-- begin Data provided --
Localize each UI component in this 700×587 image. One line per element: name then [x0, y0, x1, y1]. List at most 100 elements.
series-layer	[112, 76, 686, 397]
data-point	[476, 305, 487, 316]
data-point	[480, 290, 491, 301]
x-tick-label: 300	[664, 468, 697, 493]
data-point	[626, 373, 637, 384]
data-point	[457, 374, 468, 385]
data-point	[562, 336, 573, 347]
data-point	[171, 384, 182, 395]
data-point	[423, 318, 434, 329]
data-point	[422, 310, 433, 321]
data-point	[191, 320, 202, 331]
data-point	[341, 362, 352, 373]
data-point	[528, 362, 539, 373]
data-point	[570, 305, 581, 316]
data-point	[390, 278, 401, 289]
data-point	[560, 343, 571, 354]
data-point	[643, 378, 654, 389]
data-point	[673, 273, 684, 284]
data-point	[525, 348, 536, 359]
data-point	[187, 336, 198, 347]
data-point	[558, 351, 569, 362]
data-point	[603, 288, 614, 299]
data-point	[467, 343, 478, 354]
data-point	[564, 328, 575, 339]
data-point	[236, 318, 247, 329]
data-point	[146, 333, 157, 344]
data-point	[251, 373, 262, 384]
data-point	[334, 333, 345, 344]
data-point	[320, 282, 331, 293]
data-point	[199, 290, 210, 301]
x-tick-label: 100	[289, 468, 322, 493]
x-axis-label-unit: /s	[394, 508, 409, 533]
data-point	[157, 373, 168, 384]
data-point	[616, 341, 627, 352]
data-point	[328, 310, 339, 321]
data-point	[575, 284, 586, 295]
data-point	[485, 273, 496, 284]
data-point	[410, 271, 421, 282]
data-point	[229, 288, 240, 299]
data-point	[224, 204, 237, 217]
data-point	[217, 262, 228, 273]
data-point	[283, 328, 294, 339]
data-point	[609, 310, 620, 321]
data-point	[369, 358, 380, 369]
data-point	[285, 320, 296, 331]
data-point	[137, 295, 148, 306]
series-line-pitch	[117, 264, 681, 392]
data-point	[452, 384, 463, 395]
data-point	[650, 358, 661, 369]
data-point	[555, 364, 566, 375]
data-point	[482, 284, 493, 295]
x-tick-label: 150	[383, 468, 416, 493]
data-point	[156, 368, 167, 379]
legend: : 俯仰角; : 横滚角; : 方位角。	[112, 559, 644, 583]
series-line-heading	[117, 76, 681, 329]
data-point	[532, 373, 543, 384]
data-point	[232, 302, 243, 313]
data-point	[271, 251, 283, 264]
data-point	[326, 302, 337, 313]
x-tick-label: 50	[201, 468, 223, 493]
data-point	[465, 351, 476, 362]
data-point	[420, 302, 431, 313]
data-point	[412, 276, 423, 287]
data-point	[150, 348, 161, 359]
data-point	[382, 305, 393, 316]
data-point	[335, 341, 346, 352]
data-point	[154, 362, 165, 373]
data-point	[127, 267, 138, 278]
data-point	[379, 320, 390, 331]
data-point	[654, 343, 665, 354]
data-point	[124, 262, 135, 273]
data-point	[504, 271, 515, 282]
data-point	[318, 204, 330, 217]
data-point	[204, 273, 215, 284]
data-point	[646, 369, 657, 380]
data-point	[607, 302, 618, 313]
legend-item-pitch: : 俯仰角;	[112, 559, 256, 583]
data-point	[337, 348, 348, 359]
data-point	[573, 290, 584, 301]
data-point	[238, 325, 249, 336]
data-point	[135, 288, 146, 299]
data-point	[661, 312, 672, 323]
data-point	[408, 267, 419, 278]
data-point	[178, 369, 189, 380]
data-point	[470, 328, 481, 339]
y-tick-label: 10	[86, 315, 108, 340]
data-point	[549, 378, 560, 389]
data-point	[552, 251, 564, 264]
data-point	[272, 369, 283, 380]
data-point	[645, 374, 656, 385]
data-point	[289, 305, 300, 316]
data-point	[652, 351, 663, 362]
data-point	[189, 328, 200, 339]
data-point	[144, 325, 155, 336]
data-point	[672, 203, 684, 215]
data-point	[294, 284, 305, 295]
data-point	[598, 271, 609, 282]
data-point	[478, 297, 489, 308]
-- end Data provided --
• **Goal**
Recast every line of the material above as a JSON list of strings, one string per line, leaving out any blank lines.

• **The result**
[
  "Localize each UI component in this 700×587 image. One line per element: name then [x0, y0, x1, y1]. List at most 100 elements.",
  "series-layer\t[112, 76, 686, 397]",
  "data-point\t[476, 305, 487, 316]",
  "data-point\t[480, 290, 491, 301]",
  "x-tick-label: 300\t[664, 468, 697, 493]",
  "data-point\t[626, 373, 637, 384]",
  "data-point\t[457, 374, 468, 385]",
  "data-point\t[562, 336, 573, 347]",
  "data-point\t[171, 384, 182, 395]",
  "data-point\t[423, 318, 434, 329]",
  "data-point\t[422, 310, 433, 321]",
  "data-point\t[191, 320, 202, 331]",
  "data-point\t[341, 362, 352, 373]",
  "data-point\t[528, 362, 539, 373]",
  "data-point\t[570, 305, 581, 316]",
  "data-point\t[390, 278, 401, 289]",
  "data-point\t[560, 343, 571, 354]",
  "data-point\t[643, 378, 654, 389]",
  "data-point\t[673, 273, 684, 284]",
  "data-point\t[525, 348, 536, 359]",
  "data-point\t[187, 336, 198, 347]",
  "data-point\t[558, 351, 569, 362]",
  "data-point\t[603, 288, 614, 299]",
  "data-point\t[467, 343, 478, 354]",
  "data-point\t[564, 328, 575, 339]",
  "data-point\t[236, 318, 247, 329]",
  "data-point\t[146, 333, 157, 344]",
  "data-point\t[251, 373, 262, 384]",
  "data-point\t[334, 333, 345, 344]",
  "data-point\t[320, 282, 331, 293]",
  "data-point\t[199, 290, 210, 301]",
  "x-tick-label: 100\t[289, 468, 322, 493]",
  "x-axis-label-unit: /s\t[394, 508, 409, 533]",
  "data-point\t[157, 373, 168, 384]",
  "data-point\t[616, 341, 627, 352]",
  "data-point\t[328, 310, 339, 321]",
  "data-point\t[575, 284, 586, 295]",
  "data-point\t[485, 273, 496, 284]",
  "data-point\t[410, 271, 421, 282]",
  "data-point\t[229, 288, 240, 299]",
  "data-point\t[224, 204, 237, 217]",
  "data-point\t[217, 262, 228, 273]",
  "data-point\t[283, 328, 294, 339]",
  "data-point\t[609, 310, 620, 321]",
  "data-point\t[369, 358, 380, 369]",
  "data-point\t[285, 320, 296, 331]",
  "data-point\t[137, 295, 148, 306]",
  "series-line-pitch\t[117, 264, 681, 392]",
  "data-point\t[452, 384, 463, 395]",
  "data-point\t[650, 358, 661, 369]",
  "data-point\t[555, 364, 566, 375]",
  "data-point\t[482, 284, 493, 295]",
  "x-tick-label: 150\t[383, 468, 416, 493]",
  "data-point\t[156, 368, 167, 379]",
  "legend: : 俯仰角; : 横滚角; : 方位角。\t[112, 559, 644, 583]",
  "series-line-heading\t[117, 76, 681, 329]",
  "data-point\t[532, 373, 543, 384]",
  "data-point\t[232, 302, 243, 313]",
  "data-point\t[271, 251, 283, 264]",
  "data-point\t[326, 302, 337, 313]",
  "x-tick-label: 50\t[201, 468, 223, 493]",
  "data-point\t[465, 351, 476, 362]",
  "data-point\t[420, 302, 431, 313]",
  "data-point\t[412, 276, 423, 287]",
  "data-point\t[150, 348, 161, 359]",
  "data-point\t[382, 305, 393, 316]",
  "data-point\t[335, 341, 346, 352]",
  "data-point\t[154, 362, 165, 373]",
  "data-point\t[127, 267, 138, 278]",
  "data-point\t[379, 320, 390, 331]",
  "data-point\t[654, 343, 665, 354]",
  "data-point\t[124, 262, 135, 273]",
  "data-point\t[504, 271, 515, 282]",
  "data-point\t[318, 204, 330, 217]",
  "data-point\t[204, 273, 215, 284]",
  "data-point\t[646, 369, 657, 380]",
  "data-point\t[607, 302, 618, 313]",
  "legend-item-pitch: : 俯仰角;\t[112, 559, 256, 583]",
  "data-point\t[337, 348, 348, 359]",
  "data-point\t[573, 290, 584, 301]",
  "data-point\t[238, 325, 249, 336]",
  "data-point\t[135, 288, 146, 299]",
  "data-point\t[661, 312, 672, 323]",
  "data-point\t[408, 267, 419, 278]",
  "data-point\t[178, 369, 189, 380]",
  "data-point\t[470, 328, 481, 339]",
  "y-tick-label: 10\t[86, 315, 108, 340]",
  "data-point\t[549, 378, 560, 389]",
  "data-point\t[552, 251, 564, 264]",
  "data-point\t[272, 369, 283, 380]",
  "data-point\t[645, 374, 656, 385]",
  "data-point\t[289, 305, 300, 316]",
  "data-point\t[652, 351, 663, 362]",
  "data-point\t[189, 328, 200, 339]",
  "data-point\t[144, 325, 155, 336]",
  "data-point\t[672, 203, 684, 215]",
  "data-point\t[294, 284, 305, 295]",
  "data-point\t[598, 271, 609, 282]",
  "data-point\t[478, 297, 489, 308]"
]